### TASK DESCRIPTION
The records below are to be repeated in full, exactly as they are.

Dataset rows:
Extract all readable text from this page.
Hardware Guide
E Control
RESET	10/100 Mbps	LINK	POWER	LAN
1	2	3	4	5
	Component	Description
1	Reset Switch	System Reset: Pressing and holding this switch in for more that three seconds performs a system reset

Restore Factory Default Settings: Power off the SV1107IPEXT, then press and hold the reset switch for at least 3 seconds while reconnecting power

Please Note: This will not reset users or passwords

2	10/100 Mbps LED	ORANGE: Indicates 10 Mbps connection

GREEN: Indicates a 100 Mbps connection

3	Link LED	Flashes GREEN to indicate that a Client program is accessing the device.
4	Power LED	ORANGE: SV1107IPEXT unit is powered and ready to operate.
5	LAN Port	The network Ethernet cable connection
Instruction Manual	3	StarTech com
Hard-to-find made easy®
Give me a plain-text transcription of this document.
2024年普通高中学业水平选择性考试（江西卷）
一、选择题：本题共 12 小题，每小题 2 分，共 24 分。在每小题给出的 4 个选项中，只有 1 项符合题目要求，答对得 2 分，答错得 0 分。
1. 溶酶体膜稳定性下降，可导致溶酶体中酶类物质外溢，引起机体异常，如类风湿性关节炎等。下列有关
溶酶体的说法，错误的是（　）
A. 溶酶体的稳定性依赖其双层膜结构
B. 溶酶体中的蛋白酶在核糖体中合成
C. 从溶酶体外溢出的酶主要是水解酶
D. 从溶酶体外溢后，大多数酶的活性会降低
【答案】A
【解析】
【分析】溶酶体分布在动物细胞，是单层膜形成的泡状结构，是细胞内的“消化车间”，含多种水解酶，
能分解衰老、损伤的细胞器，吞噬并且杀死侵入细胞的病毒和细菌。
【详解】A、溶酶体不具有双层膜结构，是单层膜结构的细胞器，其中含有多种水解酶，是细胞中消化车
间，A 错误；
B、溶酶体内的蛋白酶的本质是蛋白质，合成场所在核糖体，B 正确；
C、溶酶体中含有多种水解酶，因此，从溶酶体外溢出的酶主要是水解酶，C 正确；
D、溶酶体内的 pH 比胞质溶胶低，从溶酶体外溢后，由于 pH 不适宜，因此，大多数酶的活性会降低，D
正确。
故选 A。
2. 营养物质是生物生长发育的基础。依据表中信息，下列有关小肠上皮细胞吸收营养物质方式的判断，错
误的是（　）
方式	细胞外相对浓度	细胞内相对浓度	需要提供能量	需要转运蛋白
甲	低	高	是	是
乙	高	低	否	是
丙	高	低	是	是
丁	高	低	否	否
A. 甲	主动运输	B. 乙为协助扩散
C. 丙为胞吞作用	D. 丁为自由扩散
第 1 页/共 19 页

### EXERCISE OUTPUT
Extract all readable text from this page.
Hardware Guide
E Control
RESET	10/100 Mbps	LINK	POWER	LAN
1	2	3	4	5
	Component	Description
1	Reset Switch	System Reset: Pressing and holding this switch in for more that three seconds performs a system reset

Restore Factory Default Settings: Power off the SV1107IPEXT, then press and hold the reset switch for at least 3 seconds while reconnecting power

Please Note: This will not reset users or passwords

2	10/100 Mbps LED	ORANGE: Indicates 10 Mbps connection

GREEN: Indicates a 100 Mbps connection

3	Link LED	Flashes GREEN to indicate that a Client program is accessing the device.
4	Power LED	ORANGE: SV1107IPEXT unit is powered and ready to operate.
5	LAN Port	The network Ethernet cable connection
Instruction Manual	3	StarTech com
Hard-to-find made easy®
Give me a plain-text transcription of this document.
2024年普通高中学业水平选择性考试（江西卷）
一、选择题：本题共 12 小题，每小题 2 分，共 24 分。在每小题给出的 4 个选项中，只有 1 项符合题目要求，答对得 2 分，答错得 0 分。
1. 溶酶体膜稳定性下降，可导致溶酶体中酶类物质外溢，引起机体异常，如类风湿性关节炎等。下列有关
溶酶体的说法，错误的是（　）
A. 溶酶体的稳定性依赖其双层膜结构
B. 溶酶体中的蛋白酶在核糖体中合成
C. 从溶酶体外溢出的酶主要是水解酶
D. 从溶酶体外溢后，大多数酶的活性会降低
【答案】A
【解析】
【分析】溶酶体分布在动物细胞，是单层膜形成的泡状结构，是细胞内的“消化车间”，含多种水解酶，
能分解衰老、损伤的细胞器，吞噬并且杀死侵入细胞的病毒和细菌。
【详解】A、溶酶体不具有双层膜结构，是单层膜结构的细胞器，其中含有多种水解酶，是细胞中消化车
间，A 错误；
B、溶酶体内的蛋白酶的本质是蛋白质，合成场所在核糖体，B 正确；
C、溶酶体中含有多种水解酶，因此，从溶酶体外溢出的酶主要是水解酶，C 正确；
D、溶酶体内的 pH 比胞质溶胶低，从溶酶体外溢后，由于 pH 不适宜，因此，大多数酶的活性会降低，D
正确。
故选 A。
2. 营养物质是生物生长发育的基础。依据表中信息，下列有关小肠上皮细胞吸收营养物质方式的判断，错
误的是（　）
方式	细胞外相对浓度	细胞内相对浓度	需要提供能量	需要转运蛋白
甲	低	高	是	是
乙	高	低	否	是
丙	高	低	是	是
丁	高	低	否	否
A. 甲	主动运输	B. 乙为协助扩散
C. 丙为胞吞作用	D. 丁为自由扩散
第 1 页/共 19 页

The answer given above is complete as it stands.